Revise the lines from the one containing "Patent image size: (969, 635)." through the one containing "The bypass exhaust", inclusive, changing "geared turbofan aircraft engine" to "geared turbofan jet engine" and leaving all else unchanged. Give only those revised lines.

# start of SUPPLIED DATA

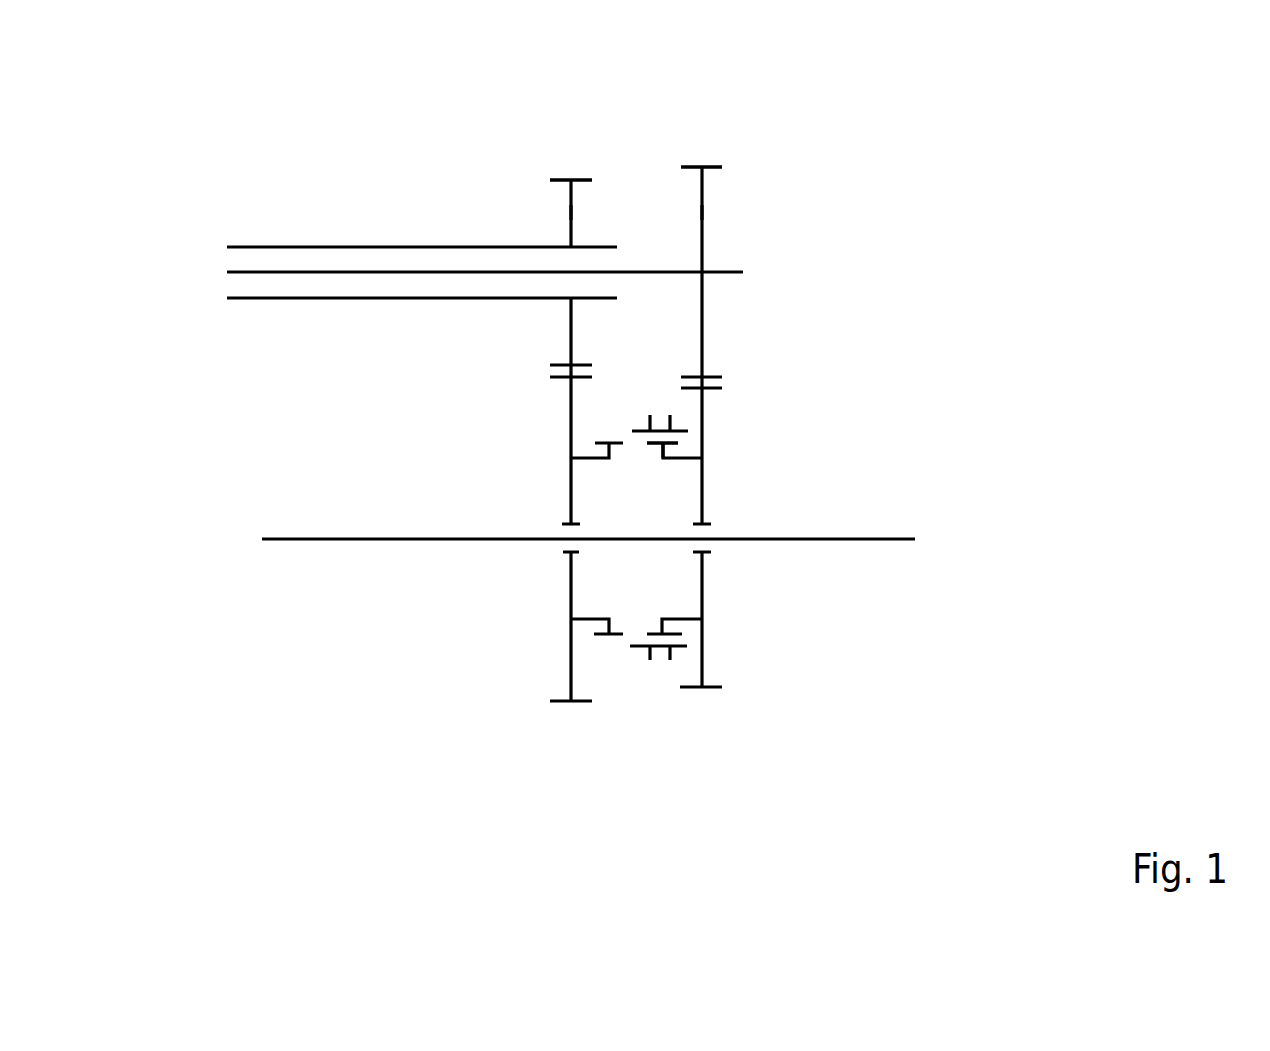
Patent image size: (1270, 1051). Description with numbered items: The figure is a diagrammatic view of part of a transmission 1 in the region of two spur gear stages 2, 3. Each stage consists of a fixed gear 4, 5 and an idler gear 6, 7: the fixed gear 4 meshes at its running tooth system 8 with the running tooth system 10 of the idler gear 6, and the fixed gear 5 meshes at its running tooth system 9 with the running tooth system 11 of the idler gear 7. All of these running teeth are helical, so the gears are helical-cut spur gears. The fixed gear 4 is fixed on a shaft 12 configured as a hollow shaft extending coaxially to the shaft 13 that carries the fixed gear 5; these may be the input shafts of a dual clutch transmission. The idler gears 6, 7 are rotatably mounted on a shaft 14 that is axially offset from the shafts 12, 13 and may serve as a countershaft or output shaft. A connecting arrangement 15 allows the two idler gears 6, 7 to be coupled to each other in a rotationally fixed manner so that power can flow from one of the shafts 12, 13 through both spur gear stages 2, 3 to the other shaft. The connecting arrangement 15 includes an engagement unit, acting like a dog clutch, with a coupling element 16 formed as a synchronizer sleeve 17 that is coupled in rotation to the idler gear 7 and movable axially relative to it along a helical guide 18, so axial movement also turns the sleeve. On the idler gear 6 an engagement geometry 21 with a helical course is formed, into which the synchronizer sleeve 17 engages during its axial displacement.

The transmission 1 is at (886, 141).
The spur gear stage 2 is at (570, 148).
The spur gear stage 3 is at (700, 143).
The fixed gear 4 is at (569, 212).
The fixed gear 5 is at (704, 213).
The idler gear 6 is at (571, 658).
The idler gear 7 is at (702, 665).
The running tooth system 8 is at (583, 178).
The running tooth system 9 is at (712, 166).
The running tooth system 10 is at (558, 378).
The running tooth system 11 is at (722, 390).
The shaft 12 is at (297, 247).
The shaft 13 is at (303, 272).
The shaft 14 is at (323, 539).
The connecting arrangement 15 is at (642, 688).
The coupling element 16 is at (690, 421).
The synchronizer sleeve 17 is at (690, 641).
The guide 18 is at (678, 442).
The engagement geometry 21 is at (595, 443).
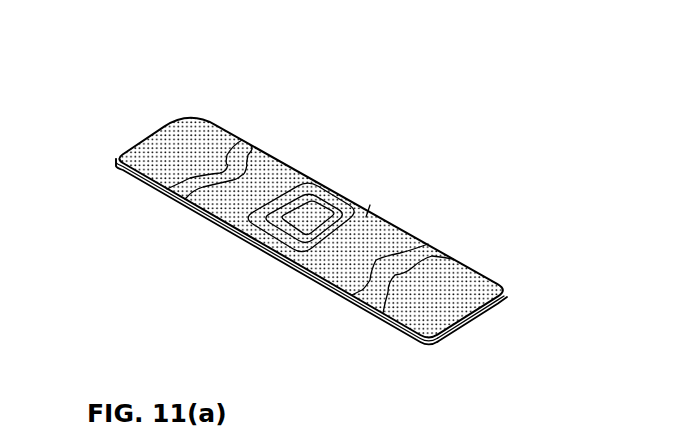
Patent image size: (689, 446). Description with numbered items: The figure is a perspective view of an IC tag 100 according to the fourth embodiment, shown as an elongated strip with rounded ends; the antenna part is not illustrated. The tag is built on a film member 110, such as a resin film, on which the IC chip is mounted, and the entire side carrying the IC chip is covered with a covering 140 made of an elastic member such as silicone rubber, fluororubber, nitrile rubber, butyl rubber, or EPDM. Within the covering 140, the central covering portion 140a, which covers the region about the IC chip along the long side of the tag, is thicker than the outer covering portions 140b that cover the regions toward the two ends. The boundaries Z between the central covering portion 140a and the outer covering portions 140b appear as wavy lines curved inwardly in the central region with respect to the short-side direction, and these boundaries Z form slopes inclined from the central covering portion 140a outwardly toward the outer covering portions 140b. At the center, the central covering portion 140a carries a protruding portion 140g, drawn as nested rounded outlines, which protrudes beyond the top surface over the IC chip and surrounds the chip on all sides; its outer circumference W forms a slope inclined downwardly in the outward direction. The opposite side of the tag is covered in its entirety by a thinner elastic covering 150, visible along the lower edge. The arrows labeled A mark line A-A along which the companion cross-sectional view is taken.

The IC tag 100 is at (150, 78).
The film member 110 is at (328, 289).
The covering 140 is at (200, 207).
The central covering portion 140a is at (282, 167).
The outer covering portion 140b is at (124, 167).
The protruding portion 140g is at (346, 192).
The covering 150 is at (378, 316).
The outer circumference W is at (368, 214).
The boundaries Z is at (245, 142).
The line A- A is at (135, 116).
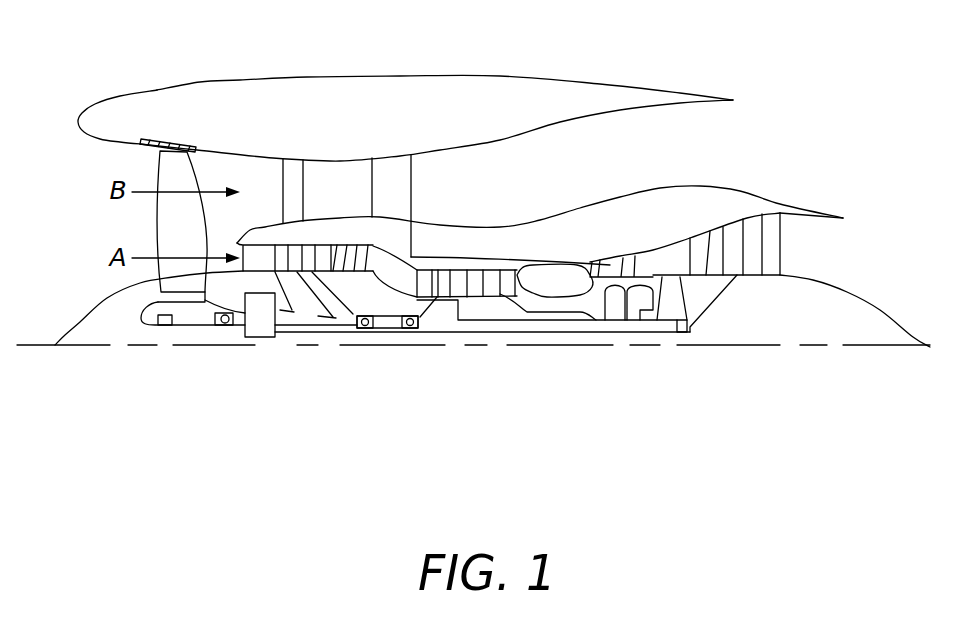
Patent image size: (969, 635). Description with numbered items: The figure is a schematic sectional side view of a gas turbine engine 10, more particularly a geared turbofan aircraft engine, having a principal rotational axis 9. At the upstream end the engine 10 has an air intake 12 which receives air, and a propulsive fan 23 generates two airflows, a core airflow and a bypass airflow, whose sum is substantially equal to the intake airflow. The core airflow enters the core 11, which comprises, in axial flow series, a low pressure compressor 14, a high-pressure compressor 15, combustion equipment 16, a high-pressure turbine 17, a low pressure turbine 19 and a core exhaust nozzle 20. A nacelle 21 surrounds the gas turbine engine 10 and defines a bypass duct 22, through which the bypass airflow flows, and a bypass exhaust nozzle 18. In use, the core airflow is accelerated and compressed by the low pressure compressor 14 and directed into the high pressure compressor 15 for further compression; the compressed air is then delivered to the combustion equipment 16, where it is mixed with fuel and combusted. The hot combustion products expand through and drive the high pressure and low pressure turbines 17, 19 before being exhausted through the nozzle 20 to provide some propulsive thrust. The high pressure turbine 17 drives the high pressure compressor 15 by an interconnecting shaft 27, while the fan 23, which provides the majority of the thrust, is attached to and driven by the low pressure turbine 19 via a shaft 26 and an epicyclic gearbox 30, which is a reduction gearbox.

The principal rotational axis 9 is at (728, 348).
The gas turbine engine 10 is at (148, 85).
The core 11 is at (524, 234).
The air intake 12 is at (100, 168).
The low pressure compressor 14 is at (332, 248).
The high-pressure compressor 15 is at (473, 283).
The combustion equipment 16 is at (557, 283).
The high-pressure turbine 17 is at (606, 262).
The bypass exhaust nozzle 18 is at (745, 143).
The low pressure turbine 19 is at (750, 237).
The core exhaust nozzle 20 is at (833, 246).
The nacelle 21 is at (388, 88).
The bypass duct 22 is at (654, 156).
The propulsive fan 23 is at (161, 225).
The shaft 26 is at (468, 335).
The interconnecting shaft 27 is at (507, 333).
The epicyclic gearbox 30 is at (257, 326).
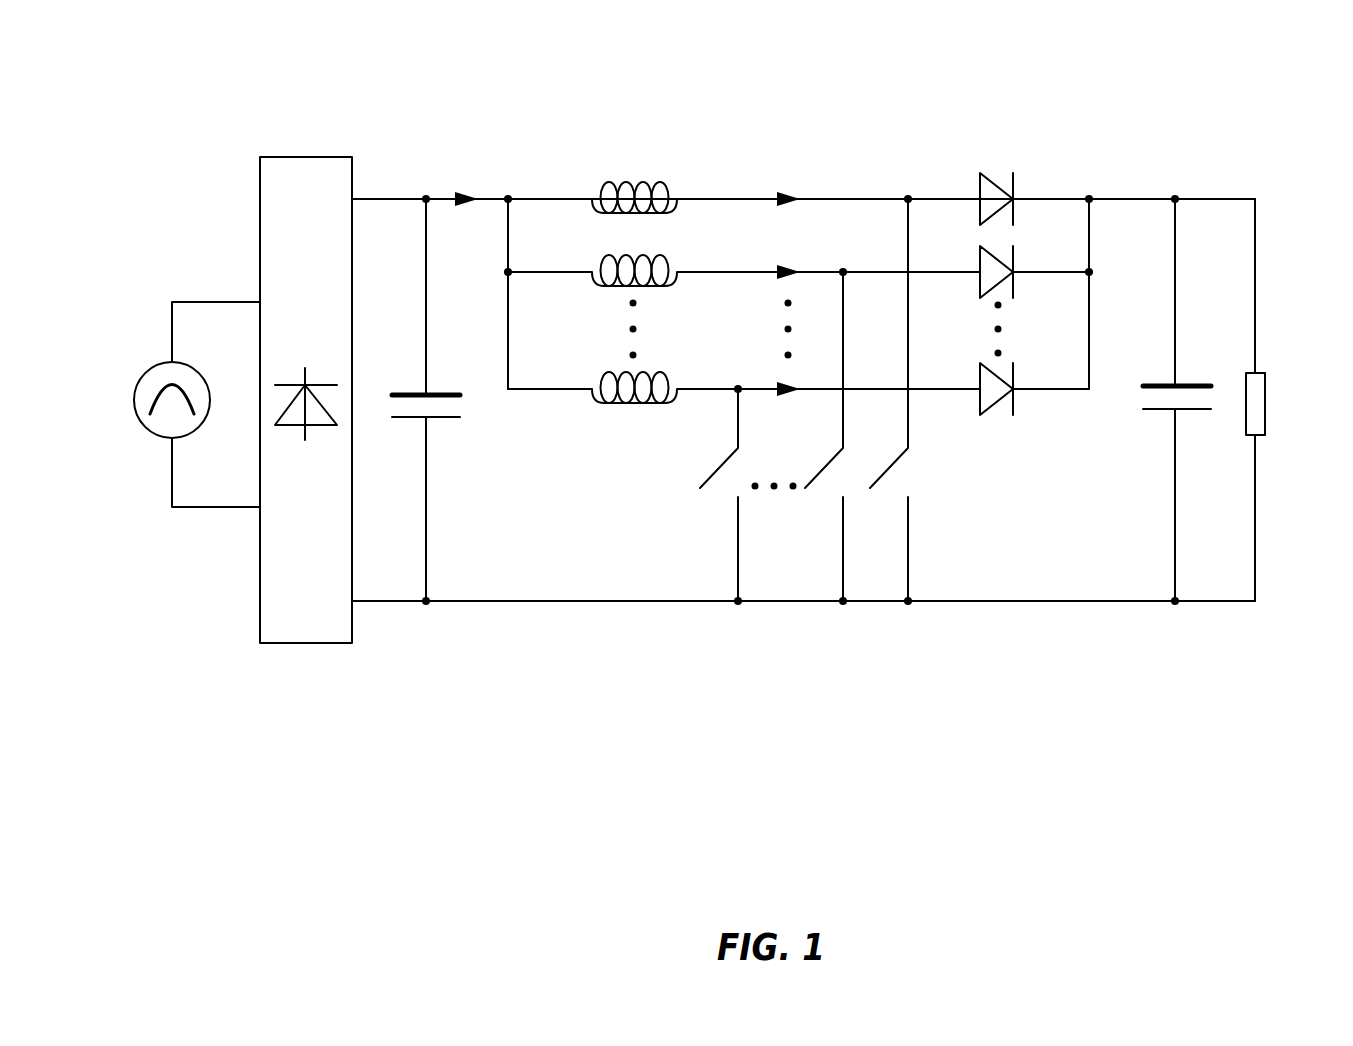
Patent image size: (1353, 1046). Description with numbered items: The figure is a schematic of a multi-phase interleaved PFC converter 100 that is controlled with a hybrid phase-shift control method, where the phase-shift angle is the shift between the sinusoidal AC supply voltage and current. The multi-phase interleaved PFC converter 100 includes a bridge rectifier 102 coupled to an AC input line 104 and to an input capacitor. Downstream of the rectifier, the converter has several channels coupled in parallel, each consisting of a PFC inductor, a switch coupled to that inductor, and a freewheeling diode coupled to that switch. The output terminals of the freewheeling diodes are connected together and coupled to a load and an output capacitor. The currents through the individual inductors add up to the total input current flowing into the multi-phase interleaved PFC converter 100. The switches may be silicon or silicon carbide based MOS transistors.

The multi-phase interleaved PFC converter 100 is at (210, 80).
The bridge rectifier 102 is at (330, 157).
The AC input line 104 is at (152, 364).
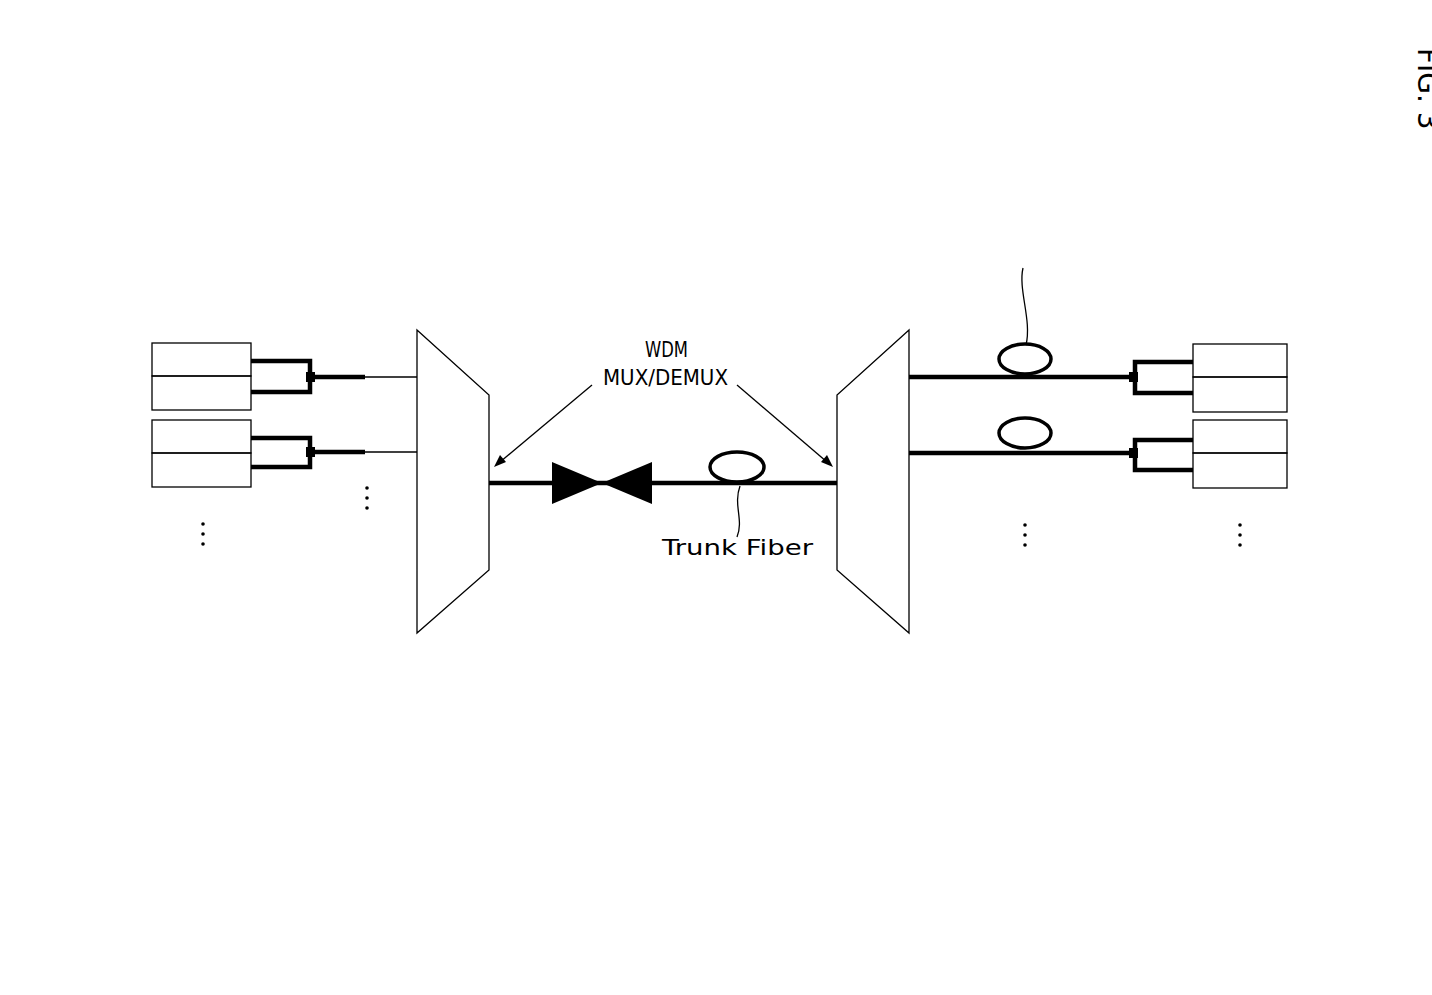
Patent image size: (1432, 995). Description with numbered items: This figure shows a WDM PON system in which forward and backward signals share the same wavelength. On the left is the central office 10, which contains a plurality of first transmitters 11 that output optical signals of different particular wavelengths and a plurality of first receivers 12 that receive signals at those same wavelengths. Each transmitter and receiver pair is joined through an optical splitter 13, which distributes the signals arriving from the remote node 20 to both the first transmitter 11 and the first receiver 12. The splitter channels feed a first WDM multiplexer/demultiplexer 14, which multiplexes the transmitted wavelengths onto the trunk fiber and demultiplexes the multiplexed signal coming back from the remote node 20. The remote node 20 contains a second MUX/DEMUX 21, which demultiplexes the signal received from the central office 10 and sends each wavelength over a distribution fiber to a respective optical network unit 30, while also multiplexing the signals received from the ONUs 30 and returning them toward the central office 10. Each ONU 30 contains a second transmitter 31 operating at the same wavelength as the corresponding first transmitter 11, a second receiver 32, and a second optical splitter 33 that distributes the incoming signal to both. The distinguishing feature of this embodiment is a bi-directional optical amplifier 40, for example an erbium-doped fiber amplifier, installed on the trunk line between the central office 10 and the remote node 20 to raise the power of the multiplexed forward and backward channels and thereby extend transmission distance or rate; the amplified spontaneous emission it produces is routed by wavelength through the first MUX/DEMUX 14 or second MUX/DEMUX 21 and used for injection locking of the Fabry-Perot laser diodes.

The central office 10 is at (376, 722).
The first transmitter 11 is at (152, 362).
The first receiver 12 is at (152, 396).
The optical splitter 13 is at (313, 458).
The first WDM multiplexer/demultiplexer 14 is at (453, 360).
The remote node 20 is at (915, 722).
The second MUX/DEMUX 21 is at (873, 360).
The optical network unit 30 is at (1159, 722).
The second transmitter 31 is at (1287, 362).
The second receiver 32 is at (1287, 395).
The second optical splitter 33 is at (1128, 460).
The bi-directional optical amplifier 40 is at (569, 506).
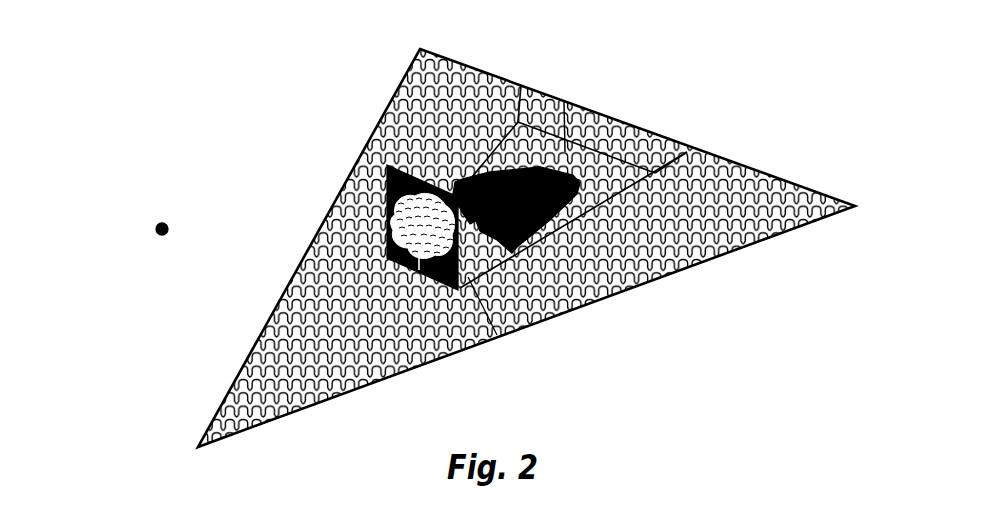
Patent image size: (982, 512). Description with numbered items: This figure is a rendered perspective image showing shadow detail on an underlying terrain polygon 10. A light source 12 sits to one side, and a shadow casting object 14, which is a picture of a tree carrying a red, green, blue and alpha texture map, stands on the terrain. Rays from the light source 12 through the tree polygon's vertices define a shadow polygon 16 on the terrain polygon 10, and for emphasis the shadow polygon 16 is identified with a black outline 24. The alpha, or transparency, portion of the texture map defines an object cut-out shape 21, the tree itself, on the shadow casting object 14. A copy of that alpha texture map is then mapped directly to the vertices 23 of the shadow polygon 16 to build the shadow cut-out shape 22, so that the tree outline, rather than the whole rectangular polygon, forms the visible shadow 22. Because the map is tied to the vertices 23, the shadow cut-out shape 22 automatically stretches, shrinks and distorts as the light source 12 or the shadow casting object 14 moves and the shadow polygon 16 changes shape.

# end of SUPPLIED DATA

EXPECTED ANSWER
Patent image size: (969, 635). Description with numbered items: The figure is a schematic sectional side view of a gas turbine engine 10, more particularly a geared turbofan jet engine, having a principal rotational axis 9. At the upstream end the engine 10 has an air intake 12 which receives air, and a propulsive fan 23 generates two airflows, a core airflow and a bypass airflow, whose sum is substantially equal to the intake airflow. The core airflow enters the core 11, which comprises, in axial flow series, a low pressure compressor 14, a high-pressure compressor 15, combustion equipment 16, a high-pressure turbine 17, a low pressure turbine 19 and a core exhaust nozzle 20. A nacelle 21 surrounds the gas turbine engine 10 and defines a bypass duct 22, through which the bypass airflow flows, and a bypass exhaust nozzle 18. In use, the core airflow is accelerated and compressed by the low pressure compressor 14 and directed into the high pressure compressor 15 for further compression; the compressed air is then delivered to the combustion equipment 16, where it is mixed with fuel and combusted. The hot combustion products expand through and drive the high pressure and low pressure turbines 17, 19 before being exhausted through the nozzle 20 to provide some propulsive thrust. The high pressure turbine 17 drives the high pressure compressor 15 by an interconnecting shaft 27, while the fan 23, which provides the majority of the thrust, is attached to and driven by the low pressure turbine 19 via a shaft 26 and an epicyclic gearbox 30, which is a reduction gearbox.

The principal rotational axis 9 is at (728, 348).
The gas turbine engine 10 is at (148, 85).
The core 11 is at (524, 234).
The air intake 12 is at (100, 168).
The low pressure compressor 14 is at (332, 248).
The high-pressure compressor 15 is at (473, 283).
The combustion equipment 16 is at (557, 283).
The high-pressure turbine 17 is at (606, 262).
The bypass exhaust nozzle 18 is at (745, 143).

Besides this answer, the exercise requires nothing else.